*Exercise instructions:*
Repeat every entry in the listing below, exactly.

====

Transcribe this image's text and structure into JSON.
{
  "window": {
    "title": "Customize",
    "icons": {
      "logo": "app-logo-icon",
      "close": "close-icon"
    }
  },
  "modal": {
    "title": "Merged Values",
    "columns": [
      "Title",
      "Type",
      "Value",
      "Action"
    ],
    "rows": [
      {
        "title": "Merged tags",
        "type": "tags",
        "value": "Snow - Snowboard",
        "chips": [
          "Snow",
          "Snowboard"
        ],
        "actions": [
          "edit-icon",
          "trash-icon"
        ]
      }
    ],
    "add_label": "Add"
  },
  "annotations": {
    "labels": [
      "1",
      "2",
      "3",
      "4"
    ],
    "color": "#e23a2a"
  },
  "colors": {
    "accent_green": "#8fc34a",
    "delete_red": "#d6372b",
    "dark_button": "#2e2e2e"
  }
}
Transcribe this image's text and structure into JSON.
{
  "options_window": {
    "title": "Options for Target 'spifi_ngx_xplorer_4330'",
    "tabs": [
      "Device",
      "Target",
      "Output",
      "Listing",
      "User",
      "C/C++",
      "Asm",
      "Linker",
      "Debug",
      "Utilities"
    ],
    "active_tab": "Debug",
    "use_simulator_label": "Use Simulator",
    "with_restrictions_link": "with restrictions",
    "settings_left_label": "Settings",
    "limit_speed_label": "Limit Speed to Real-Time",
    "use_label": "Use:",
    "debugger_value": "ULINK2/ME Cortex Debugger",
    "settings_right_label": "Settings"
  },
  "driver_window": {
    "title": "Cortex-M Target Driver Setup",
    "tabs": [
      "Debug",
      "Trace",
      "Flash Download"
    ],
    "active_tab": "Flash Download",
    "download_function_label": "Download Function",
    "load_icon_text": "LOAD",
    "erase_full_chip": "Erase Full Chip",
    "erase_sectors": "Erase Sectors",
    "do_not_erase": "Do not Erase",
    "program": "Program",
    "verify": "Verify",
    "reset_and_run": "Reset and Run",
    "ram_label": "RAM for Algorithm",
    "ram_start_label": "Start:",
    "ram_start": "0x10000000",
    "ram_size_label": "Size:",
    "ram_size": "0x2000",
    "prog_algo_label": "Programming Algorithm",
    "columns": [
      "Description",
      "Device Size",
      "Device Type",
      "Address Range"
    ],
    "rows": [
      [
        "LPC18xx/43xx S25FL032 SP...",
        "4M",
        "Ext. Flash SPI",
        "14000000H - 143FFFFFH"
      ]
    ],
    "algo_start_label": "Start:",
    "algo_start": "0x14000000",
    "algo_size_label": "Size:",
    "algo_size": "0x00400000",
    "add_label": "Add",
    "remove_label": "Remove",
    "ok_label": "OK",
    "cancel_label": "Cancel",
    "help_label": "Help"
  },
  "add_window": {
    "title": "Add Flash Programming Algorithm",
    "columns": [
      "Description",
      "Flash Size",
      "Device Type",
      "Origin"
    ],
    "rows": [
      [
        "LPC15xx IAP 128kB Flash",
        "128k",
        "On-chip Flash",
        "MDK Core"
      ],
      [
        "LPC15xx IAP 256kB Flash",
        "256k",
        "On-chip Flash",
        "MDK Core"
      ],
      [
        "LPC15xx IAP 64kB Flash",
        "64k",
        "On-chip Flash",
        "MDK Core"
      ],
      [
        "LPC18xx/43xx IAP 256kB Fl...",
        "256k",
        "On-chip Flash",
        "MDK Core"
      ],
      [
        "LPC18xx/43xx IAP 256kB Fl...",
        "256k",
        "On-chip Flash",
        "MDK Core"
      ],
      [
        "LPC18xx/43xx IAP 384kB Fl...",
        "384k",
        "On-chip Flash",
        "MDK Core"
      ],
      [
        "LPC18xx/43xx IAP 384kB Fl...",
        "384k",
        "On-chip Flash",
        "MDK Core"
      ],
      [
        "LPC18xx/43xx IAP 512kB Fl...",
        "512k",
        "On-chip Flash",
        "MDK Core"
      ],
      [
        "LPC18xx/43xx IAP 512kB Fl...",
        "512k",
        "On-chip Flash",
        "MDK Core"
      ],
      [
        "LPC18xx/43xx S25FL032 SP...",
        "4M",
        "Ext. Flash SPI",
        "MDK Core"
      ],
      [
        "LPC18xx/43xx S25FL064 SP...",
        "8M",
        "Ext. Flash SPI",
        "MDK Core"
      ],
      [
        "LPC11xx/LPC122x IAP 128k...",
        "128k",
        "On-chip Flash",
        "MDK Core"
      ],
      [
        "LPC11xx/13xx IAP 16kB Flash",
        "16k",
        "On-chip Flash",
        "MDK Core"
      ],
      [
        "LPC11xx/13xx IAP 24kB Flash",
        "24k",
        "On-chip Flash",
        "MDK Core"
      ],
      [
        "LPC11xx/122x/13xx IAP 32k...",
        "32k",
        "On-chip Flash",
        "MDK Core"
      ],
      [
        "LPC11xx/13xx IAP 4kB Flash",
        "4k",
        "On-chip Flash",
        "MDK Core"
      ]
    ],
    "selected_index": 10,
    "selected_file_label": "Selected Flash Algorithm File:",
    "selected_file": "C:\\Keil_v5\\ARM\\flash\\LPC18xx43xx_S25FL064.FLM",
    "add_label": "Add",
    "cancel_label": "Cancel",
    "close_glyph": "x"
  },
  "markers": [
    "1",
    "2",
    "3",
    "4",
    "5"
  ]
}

====

*Task answer:*
Transcribe this image's text and structure into JSON.
{
  "window": {
    "title": "Customize",
    "icons": {
      "logo": "app-logo-icon",
      "close": "close-icon"
    }
  },
  "modal": {
    "title": "Merged Values",
    "columns": [
      "Title",
      "Type",
      "Value",
      "Action"
    ],
    "rows": [
      {
        "title": "Merged tags",
        "type": "tags",
        "value": "Snow - Snowboard",
        "chips": [
          "Snow",
          "Snowboard"
        ],
        "actions": [
          "edit-icon",
          "trash-icon"
        ]
      }
    ],
    "add_label": "Add"
  },
  "annotations": {
    "labels": [
      "1",
      "2",
      "3",
      "4"
    ],
    "color": "#e23a2a"
  },
  "colors": {
    "accent_green": "#8fc34a",
    "delete_red": "#d6372b",
    "dark_button": "#2e2e2e"
  }
}
Transcribe this image's text and structure into JSON.
{
  "options_window": {
    "title": "Options for Target 'spifi_ngx_xplorer_4330'",
    "tabs": [
      "Device",
      "Target",
      "Output",
      "Listing",
      "User",
      "C/C++",
      "Asm",
      "Linker",
      "Debug",
      "Utilities"
    ],
    "active_tab": "Debug",
    "use_simulator_label": "Use Simulator",
    "with_restrictions_link": "with restrictions",
    "settings_left_label": "Settings",
    "limit_speed_label": "Limit Speed to Real-Time",
    "use_label": "Use:",
    "debugger_value": "ULINK2/ME Cortex Debugger",
    "settings_right_label": "Settings"
  },
  "driver_window": {
    "title": "Cortex-M Target Driver Setup",
    "tabs": [
      "Debug",
      "Trace",
      "Flash Download"
    ],
    "active_tab": "Flash Download",
    "download_function_label": "Download Function",
    "load_icon_text": "LOAD",
    "erase_full_chip": "Erase Full Chip",
    "erase_sectors": "Erase Sectors",
    "do_not_erase": "Do not Erase",
    "program": "Program",
    "verify": "Verify",
    "reset_and_run": "Reset and Run",
    "ram_label": "RAM for Algorithm",
    "ram_start_label": "Start:",
    "ram_start": "0x10000000",
    "ram_size_label": "Size:",
    "ram_size": "0x2000",
    "prog_algo_label": "Programming Algorithm",
    "columns": [
      "Description",
      "Device Size",
      "Device Type",
      "Address Range"
    ],
    "rows": [
      [
        "LPC18xx/43xx S25FL032 SP...",
        "4M",
        "Ext. Flash SPI",
        "14000000H - 143FFFFFH"
      ]
    ],
    "algo_start_label": "Start:",
    "algo_start": "0x14000000",
    "algo_size_label": "Size:",
    "algo_size": "0x00400000",
    "add_label": "Add",
    "remove_label": "Remove",
    "ok_label": "OK",
    "cancel_label": "Cancel",
    "help_label": "Help"
  },
  "add_window": {
    "title": "Add Flash Programming Algorithm",
    "columns": [
      "Description",
      "Flash Size",
      "Device Type",
      "Origin"
    ],
    "rows": [
      [
        "LPC15xx IAP 128kB Flash",
        "128k",
        "On-chip Flash",
        "MDK Core"
      ],
      [
        "LPC15xx IAP 256kB Flash",
        "256k",
        "On-chip Flash",
        "MDK Core"
      ],
      [
        "LPC15xx IAP 64kB Flash",
        "64k",
        "On-chip Flash",
        "MDK Core"
      ],
      [
        "LPC18xx/43xx IAP 256kB Fl...",
        "256k",
        "On-chip Flash",
        "MDK Core"
      ],
      [
        "LPC18xx/43xx IAP 256kB Fl...",
        "256k",
        "On-chip Flash",
        "MDK Core"
      ],
      [
        "LPC18xx/43xx IAP 384kB Fl...",
        "384k",
        "On-chip Flash",
        "MDK Core"
      ],
      [
        "LPC18xx/43xx IAP 384kB Fl...",
        "384k",
        "On-chip Flash",
        "MDK Core"
      ],
      [
        "LPC18xx/43xx IAP 512kB Fl...",
        "512k",
        "On-chip Flash",
        "MDK Core"
      ],
      [
        "LPC18xx/43xx IAP 512kB Fl...",
        "512k",
        "On-chip Flash",
        "MDK Core"
      ],
      [
        "LPC18xx/43xx S25FL032 SP...",
        "4M",
        "Ext. Flash SPI",
        "MDK Core"
      ],
      [
        "LPC18xx/43xx S25FL064 SP...",
        "8M",
        "Ext. Flash SPI",
        "MDK Core"
      ],
      [
        "LPC11xx/LPC122x IAP 128k...",
        "128k",
        "On-chip Flash",
        "MDK Core"
      ],
      [
        "LPC11xx/13xx IAP 16kB Flash",
        "16k",
        "On-chip Flash",
        "MDK Core"
      ],
      [
        "LPC11xx/13xx IAP 24kB Flash",
        "24k",
        "On-chip Flash",
        "MDK Core"
      ],
      [
        "LPC11xx/122x/13xx IAP 32k...",
        "32k",
        "On-chip Flash",
        "MDK Core"
      ],
      [
        "LPC11xx/13xx IAP 4kB Flash",
        "4k",
        "On-chip Flash",
        "MDK Core"
      ]
    ],
    "selected_index": 10,
    "selected_file_label": "Selected Flash Algorithm File:",
    "selected_file": "C:\\Keil_v5\\ARM\\flash\\LPC18xx43xx_S25FL064.FLM",
    "add_label": "Add",
    "cancel_label": "Cancel",
    "close_glyph": "x"
  },
  "markers": [
    "1",
    "2",
    "3",
    "4",
    "5"
  ]
}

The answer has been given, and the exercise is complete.